Figure collection entries:

——

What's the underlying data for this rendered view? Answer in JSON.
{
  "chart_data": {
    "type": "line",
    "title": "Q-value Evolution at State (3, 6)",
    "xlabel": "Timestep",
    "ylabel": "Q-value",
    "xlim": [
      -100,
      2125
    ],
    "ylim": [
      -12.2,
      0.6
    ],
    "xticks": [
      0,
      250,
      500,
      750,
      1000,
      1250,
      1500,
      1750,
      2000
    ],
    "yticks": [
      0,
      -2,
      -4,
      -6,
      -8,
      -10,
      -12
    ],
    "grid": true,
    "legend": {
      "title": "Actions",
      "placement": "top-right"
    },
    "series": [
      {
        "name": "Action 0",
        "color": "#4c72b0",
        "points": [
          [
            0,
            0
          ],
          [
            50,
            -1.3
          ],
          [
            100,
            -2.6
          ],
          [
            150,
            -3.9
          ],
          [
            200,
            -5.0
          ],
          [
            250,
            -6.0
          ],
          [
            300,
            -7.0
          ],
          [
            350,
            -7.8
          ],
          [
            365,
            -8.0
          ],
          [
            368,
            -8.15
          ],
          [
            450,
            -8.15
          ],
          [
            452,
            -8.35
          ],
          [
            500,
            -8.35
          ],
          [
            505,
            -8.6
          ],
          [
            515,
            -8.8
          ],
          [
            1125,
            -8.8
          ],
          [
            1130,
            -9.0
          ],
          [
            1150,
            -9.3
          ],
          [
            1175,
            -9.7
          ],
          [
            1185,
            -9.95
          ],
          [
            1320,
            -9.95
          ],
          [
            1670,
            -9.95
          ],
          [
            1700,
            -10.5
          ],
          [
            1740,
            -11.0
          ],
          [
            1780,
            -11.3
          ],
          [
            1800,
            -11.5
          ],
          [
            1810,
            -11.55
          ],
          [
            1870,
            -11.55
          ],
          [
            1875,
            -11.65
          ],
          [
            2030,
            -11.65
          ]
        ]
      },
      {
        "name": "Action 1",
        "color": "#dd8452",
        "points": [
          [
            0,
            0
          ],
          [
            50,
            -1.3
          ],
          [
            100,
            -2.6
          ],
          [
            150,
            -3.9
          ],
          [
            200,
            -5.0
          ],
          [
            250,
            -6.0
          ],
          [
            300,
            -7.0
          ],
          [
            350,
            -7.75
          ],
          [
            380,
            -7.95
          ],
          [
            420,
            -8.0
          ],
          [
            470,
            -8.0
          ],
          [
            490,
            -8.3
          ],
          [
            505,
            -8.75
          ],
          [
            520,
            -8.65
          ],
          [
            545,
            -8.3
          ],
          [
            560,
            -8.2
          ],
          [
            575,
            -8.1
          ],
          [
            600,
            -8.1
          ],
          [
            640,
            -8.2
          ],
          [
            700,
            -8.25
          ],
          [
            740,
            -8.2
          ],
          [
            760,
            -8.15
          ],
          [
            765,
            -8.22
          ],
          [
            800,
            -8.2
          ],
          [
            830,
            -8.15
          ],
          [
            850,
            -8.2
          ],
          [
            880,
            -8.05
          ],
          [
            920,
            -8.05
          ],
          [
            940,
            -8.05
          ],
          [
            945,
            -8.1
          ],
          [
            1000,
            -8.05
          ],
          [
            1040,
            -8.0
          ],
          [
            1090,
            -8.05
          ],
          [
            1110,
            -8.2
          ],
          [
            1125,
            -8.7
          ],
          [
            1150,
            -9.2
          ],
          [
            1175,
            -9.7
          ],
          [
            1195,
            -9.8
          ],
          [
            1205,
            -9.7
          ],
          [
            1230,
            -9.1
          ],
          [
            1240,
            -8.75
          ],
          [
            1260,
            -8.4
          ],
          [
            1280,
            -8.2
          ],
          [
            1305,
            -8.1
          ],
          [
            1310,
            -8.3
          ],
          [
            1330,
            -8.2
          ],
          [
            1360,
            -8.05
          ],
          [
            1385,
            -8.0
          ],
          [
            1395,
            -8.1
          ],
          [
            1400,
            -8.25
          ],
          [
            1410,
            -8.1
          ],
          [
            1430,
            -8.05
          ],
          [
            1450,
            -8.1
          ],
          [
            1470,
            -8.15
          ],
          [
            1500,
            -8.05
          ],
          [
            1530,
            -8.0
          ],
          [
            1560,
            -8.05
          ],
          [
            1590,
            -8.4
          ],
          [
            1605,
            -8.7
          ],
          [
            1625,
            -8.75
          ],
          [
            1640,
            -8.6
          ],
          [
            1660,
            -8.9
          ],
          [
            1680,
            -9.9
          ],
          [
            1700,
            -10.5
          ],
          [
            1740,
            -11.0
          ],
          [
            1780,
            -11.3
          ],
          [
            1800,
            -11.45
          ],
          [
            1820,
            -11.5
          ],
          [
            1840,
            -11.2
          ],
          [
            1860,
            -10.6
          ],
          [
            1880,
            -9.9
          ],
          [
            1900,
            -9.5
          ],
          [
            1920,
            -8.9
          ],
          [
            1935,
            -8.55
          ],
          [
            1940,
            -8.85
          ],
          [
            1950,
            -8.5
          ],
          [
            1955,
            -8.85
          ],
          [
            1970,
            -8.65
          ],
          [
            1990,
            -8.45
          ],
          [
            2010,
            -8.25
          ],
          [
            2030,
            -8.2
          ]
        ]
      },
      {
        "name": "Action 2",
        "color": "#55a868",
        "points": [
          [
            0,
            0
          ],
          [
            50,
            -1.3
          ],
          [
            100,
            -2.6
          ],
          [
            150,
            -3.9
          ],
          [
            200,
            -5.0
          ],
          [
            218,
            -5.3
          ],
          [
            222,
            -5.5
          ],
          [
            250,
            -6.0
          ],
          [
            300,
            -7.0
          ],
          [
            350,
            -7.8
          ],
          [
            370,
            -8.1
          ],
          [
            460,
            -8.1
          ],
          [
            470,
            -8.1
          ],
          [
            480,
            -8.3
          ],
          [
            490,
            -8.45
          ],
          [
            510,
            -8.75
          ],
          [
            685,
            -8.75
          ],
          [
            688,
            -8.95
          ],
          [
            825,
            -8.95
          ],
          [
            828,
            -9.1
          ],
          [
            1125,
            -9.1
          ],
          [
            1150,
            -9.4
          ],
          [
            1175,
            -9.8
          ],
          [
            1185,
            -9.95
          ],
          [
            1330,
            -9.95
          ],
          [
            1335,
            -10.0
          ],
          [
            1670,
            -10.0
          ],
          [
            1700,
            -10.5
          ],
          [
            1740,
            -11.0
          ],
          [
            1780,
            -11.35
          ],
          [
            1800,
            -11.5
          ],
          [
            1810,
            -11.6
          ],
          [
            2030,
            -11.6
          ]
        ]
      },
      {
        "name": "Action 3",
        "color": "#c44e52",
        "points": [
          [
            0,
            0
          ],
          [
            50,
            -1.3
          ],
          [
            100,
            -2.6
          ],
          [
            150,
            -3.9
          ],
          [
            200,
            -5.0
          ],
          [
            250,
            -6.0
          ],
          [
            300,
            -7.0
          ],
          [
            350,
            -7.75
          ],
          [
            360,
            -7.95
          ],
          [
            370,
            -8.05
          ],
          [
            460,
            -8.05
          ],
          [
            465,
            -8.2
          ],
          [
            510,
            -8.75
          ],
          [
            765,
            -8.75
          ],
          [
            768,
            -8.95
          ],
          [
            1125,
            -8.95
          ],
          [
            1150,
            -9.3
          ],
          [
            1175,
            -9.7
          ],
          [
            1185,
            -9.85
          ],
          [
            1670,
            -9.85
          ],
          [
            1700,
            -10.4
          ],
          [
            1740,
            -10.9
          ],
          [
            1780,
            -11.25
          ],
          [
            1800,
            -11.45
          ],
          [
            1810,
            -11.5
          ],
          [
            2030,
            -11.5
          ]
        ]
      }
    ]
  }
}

——

**Exercise goal:**
Collect, from the material above, every line containing the word "value".

**Written reply:**
    "title": "Q-value Evolution at State (3, 6)",
    "ylabel": "Q-value",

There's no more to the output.